本文:
- - - - - - -

古代小麦の一つ、スペルト小麦とは
①人工的な品種改良がほとんどされていない
スペルト小麦とは、約9000年前に中東で栽培が行われ始めたと云われる古代小麦の一種で、聖書の「出エジプト記」にも記述されています。
起源はアジアかヨーロッパか、諸説ありますが、数千年にわたって様々なところで栽培されてきた歴史があることは確かです。
英語で「スペルト(Spelt)」、ドイツ語で「Dinkel(ディンケル)」、スイス語で「Spelz(スペルツ)」と呼ばれています。
スペルト小麦は、広く普及している普通小麦(パンコムギ)と近縁種ですが、普通小麦は第二次世界大戦後以降の度重なる品種改良(緑の革命)により、本来の形態からかけ離れていったのに対し、スペルト小麦はほとんど人工的に品種改良されておらず、自然な形で今日まで紡がれている貴重な伝統小麦です。
②普通小麦の風味とは異なる、芳醇で深い味わい
スペルト小麦の風味は普通小麦とは異なる甘みがあり、ナッツのような豊かな風味が感じられます。スペルト小麦も数多くの品種があるため、それぞれ多少の風味の違いはありますが、当店で扱うドイツ産の有機スペルト小麦は、とても芳醇で味わい深い風味をもっています。一般的な普通小麦も美味しいですが、それとはまた違うこの独特な風味が癖になるという方も多いです。
③豊富な栄養素
スペルト小麦は栄養価が高いことでも注目されています。普通小麦は、表皮と胚芽に、最も多く栄養素が含まれているため、精白過程で多くの栄養が除去されてしまいます。
それに対し、スペルト小麦は殻の内側に、ビタミン、ミネラル、アミノ酸などの栄養価が豊富に含まれています。特にミネラル成分が豊富で、精白した普通小麦に比べ、マグネシウムは約9倍、マンガンは約13倍、亜鉛は約5倍など、大きな違いがあります。
(※精白をせず全粒粉のままであれば、普通小麦とスペルト小麦の栄養素の大きな違いはありません。そのため、当店では普通小麦の全粒粉を含むパンも製造しております)
④小麦アレルギーが比較的発症しにくい
スペルト小麦は小麦アレルギーが発症しにくいともいわれています。セリアック病(グルテンによって引き起こされる慢性の自己免疫疾患)や重度の小麦アレルギー症状をお持ちの場合は、スペルト小麦も避けるべきですが、非セリアックで、かゆみや頭痛など比較的軽度のアレルギー症状の場合、現代小麦と比べ、スペルト小麦によるアレルギー反応は低いことがオーストラリアの研究で示唆されており(※1)、人によってはスペルト小麦が普通小麦の代替物になる可能性はあります。
ただ一点注意すべきは、スペルト小麦は「グルテンフリー」や「グルテンレス」と誤解されることもありますが、実際にはスペルト小麦のグルテンは普通小麦よりも多いことが近年の研究によって判明しているということです。中でもグルテンの構成要素である「グリアジン」というタンパク質が多いことがドイツの研究グループによって報告されています(※2)。

- - - - - - -

資料データ:
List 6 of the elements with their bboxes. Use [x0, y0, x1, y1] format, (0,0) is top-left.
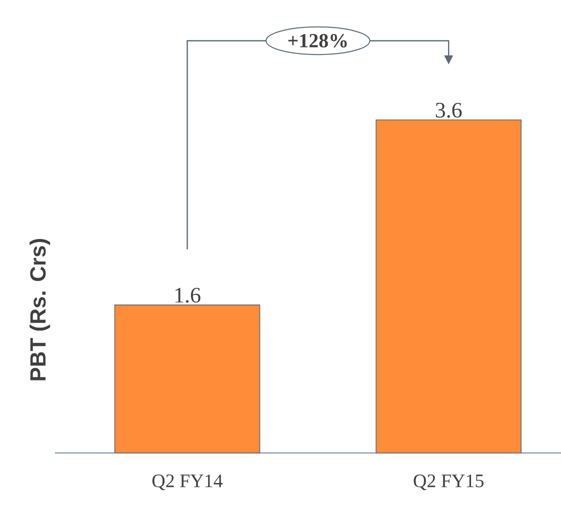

- - - - - - -

設問の指示:
a. スペルト小麦の本文から、「(※精白をせず全粒粉のままで」を含む語句で始め、「替物になる可能性はあります。」で終わる部分を一字一句そのまま引用しなさい。
b. 次の(i)〜(iii)の内容がスペルト小麦の本文と一致するかどうか、それぞれ「はい」か「いいえ」で答え、判断の根拠となる本文の語句を正確に引用しなさい。
(i) スペルト小麦は、約9000年前に中東で栽培が始まったといわれている。
(ii) 精白した普通小麦と比べると、スペルト小麦のマンガンは約5倍である。
(iii) スペルト小麦は、第二次世界大戦後に度重なる品種改良を受けてきた。
この資料を使わなくても、問題はすべて解けます。

解答:
a.
(※精白をせず全粒粉のままであれば、普通小麦とスペルト小麦の栄養素の大きな違いはありません。そのため、当店では普通小麦の全粒粉を含むパンも製造しております)
④小麦アレルギーが比較的発症しにくい
スペルト小麦は小麦アレルギーが発症しにくいともいわれています。セリアック病(グルテンによって引き起こされる慢性の自己免疫疾患)や重度の小麦アレルギー症状をお持ちの場合は、スペルト小麦も避けるべきですが、非セリアックで、かゆみや頭痛など比較的軽度のアレルギー症状の場合、現代小麦と比べ、スペルト小麦によるアレルギー反応は低いことがオーストラリアの研究で示唆されており(※1)、人によってはスペルト小麦が普通小麦の代替物になる可能性はあります。

b.
(i) はい。「約9000年前に中東で栽培が行われ始めたと云われる」
(ii) いいえ。「マンガンは約13倍」
(iii) いいえ。「スペルト小麦はほとんど人工的に品種改良されておらず」